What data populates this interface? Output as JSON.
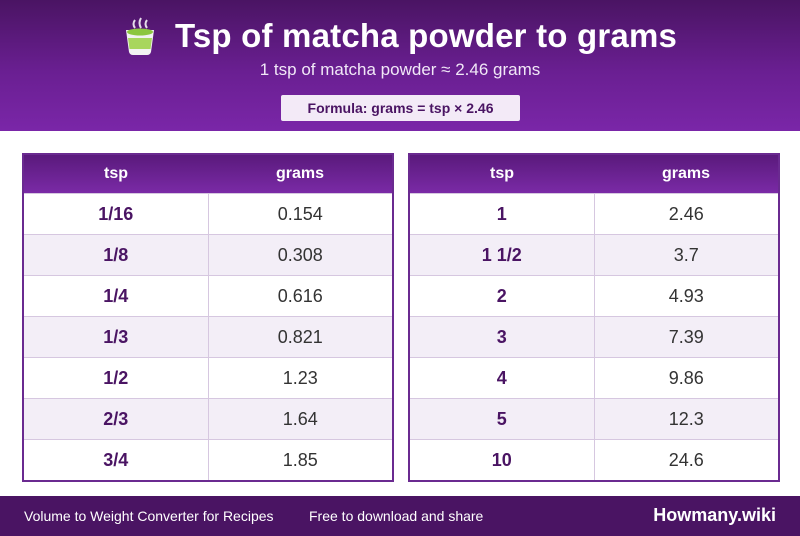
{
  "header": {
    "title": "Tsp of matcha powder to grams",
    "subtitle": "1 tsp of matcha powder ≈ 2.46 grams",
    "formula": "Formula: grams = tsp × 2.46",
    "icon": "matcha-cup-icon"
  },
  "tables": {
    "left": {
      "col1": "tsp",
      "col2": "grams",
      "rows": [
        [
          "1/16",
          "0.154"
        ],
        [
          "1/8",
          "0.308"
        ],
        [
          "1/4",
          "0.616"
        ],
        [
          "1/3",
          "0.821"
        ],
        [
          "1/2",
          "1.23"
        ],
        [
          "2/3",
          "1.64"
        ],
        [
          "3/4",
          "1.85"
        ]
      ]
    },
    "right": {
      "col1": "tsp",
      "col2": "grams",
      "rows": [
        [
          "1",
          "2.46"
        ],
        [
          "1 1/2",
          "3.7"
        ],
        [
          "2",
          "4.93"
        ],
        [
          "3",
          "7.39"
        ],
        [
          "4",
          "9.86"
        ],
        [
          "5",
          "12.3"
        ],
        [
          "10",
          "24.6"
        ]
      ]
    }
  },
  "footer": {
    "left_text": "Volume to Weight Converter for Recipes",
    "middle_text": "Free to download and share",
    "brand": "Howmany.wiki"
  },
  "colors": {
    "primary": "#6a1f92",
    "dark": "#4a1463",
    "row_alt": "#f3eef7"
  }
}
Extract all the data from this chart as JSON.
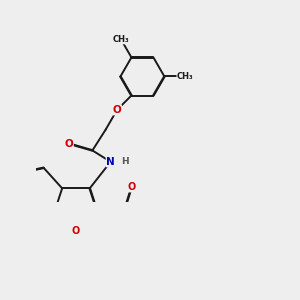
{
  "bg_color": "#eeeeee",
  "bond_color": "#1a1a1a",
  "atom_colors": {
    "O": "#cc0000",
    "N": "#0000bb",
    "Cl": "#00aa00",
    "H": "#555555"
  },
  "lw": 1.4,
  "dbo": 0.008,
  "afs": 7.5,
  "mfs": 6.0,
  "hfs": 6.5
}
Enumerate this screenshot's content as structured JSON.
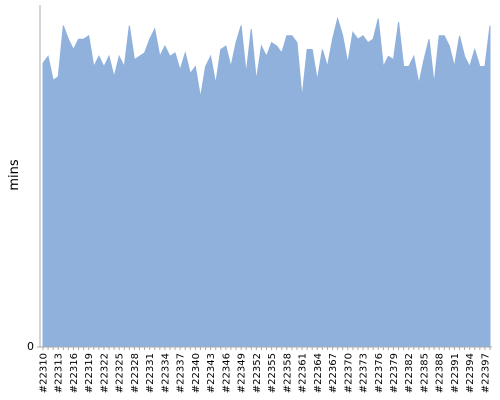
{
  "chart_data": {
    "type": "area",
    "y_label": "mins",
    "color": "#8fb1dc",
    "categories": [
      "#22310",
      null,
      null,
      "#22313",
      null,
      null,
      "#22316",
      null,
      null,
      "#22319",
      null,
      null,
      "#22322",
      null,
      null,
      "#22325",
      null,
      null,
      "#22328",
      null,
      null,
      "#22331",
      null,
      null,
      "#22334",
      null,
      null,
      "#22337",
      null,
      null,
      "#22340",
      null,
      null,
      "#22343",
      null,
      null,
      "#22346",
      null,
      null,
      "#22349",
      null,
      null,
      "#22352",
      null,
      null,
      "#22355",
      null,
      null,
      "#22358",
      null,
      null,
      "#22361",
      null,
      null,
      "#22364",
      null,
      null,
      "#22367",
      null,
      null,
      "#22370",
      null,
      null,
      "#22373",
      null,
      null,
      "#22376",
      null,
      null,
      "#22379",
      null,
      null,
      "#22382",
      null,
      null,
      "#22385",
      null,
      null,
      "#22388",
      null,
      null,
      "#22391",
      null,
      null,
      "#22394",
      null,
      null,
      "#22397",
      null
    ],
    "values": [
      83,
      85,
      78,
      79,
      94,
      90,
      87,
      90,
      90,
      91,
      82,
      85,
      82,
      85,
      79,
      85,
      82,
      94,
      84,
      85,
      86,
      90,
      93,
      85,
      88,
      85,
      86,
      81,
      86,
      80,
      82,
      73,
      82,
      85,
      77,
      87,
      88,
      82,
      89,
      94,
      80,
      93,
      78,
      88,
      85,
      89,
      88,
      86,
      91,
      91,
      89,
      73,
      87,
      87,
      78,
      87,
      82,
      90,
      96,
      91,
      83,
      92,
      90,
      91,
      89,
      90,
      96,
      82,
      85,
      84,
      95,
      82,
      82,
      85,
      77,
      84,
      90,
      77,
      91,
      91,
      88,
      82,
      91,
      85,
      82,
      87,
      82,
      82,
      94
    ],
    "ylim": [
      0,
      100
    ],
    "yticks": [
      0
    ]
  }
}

■ Short task:
Omit pictures; set down the rest of the material word for word.

■ Expected answer:
What data populates this interface? Output as JSON.
{
  "header": {
    "title": "Tsp of matcha powder to grams",
    "subtitle": "1 tsp of matcha powder ≈ 2.46 grams",
    "formula": "Formula: grams = tsp × 2.46",
    "icon": "matcha-cup-icon"
  },
  "tables": {
    "left": {
      "col1": "tsp",
      "col2": "grams",
      "rows": [
        [
          "1/16",
          "0.154"
        ],
        [
          "1/8",
          "0.308"
        ],
        [
          "1/4",
          "0.616"
        ],
        [
          "1/3",
          "0.821"
        ],
        [
          "1/2",
          "1.23"
        ],
        [
          "2/3",
          "1.64"
        ],
        [
          "3/4",
          "1.85"
        ]
      ]
    },
    "right": {
      "col1": "tsp",
      "col2": "grams",
      "rows": [
        [
          "1",
          "2.46"
        ],
        [
          "1 1/2",
          "3.7"
        ],
        [
          "2",
          "4.93"
        ],
        [
          "3",
          "7.39"
        ],
        [
          "4",
          "9.86"
        ],
        [
          "5",
          "12.3"
        ],
        [
          "10",
          "24.6"
        ]
      ]
    }
  },
  "footer": {
    "left_text": "Volume to Weight Converter for Recipes",
    "middle_text": "Free to download and share",
    "brand": "Howmany.wiki"
  },
  "colors": {
    "primary": "#6a1f92",
    "dark": "#4a1463",
    "row_alt": "#f3eef7"
  }
}
Extract all the data from this chart as JSON.
{
  "bg_color": "#eeeeee",
  "bond_color": "#1a1a1a",
  "atom_colors": {
    "O": "#cc0000",
    "N": "#0000bb",
    "Cl": "#00aa00",
    "H": "#555555"
  },
  "lw": 1.4,
  "dbo": 0.008,
  "afs": 7.5,
  "mfs": 6.0,
  "hfs": 6.5
}
Enumerate this screenshot's content as structured JSON.
{
  "chart_data": {
    "type": "area",
    "y_label": "mins",
    "color": "#8fb1dc",
    "categories": [
      "#22310",
      null,
      null,
      "#22313",
      null,
      null,
      "#22316",
      null,
      null,
      "#22319",
      null,
      null,
      "#22322",
      null,
      null,
      "#22325",
      null,
      null,
      "#22328",
      null,
      null,
      "#22331",
      null,
      null,
      "#22334",
      null,
      null,
      "#22337",
      null,
      null,
      "#22340",
      null,
      null,
      "#22343",
      null,
      null,
      "#22346",
      null,
      null,
      "#22349",
      null,
      null,
      "#22352",
      null,
      null,
      "#22355",
      null,
      null,
      "#22358",
      null,
      null,
      "#22361",
      null,
      null,
      "#22364",
      null,
      null,
      "#22367",
      null,
      null,
      "#22370",
      null,
      null,
      "#22373",
      null,
      null,
      "#22376",
      null,
      null,
      "#22379",
      null,
      null,
      "#22382",
      null,
      null,
      "#22385",
      null,
      null,
      "#22388",
      null,
      null,
      "#22391",
      null,
      null,
      "#22394",
      null,
      null,
      "#22397",
      null
    ],
    "values": [
      83,
      85,
      78,
      79,
      94,
      90,
      87,
      90,
      90,
      91,
      82,
      85,
      82,
      85,
      79,
      85,
      82,
      94,
      84,
      85,
      86,
      90,
      93,
      85,
      88,
      85,
      86,
      81,
      86,
      80,
      82,
      73,
      82,
      85,
      77,
      87,
      88,
      82,
      89,
      94,
      80,
      93,
      78,
      88,
      85,
      89,
      88,
      86,
      91,
      91,
      89,
      73,
      87,
      87,
      78,
      87,
      82,
      90,
      96,
      91,
      83,
      92,
      90,
      91,
      89,
      90,
      96,
      82,
      85,
      84,
      95,
      82,
      82,
      85,
      77,
      84,
      90,
      77,
      91,
      91,
      88,
      82,
      91,
      85,
      82,
      87,
      82,
      82,
      94
    ],
    "ylim": [
      0,
      100
    ],
    "yticks": [
      0
    ]
  }
}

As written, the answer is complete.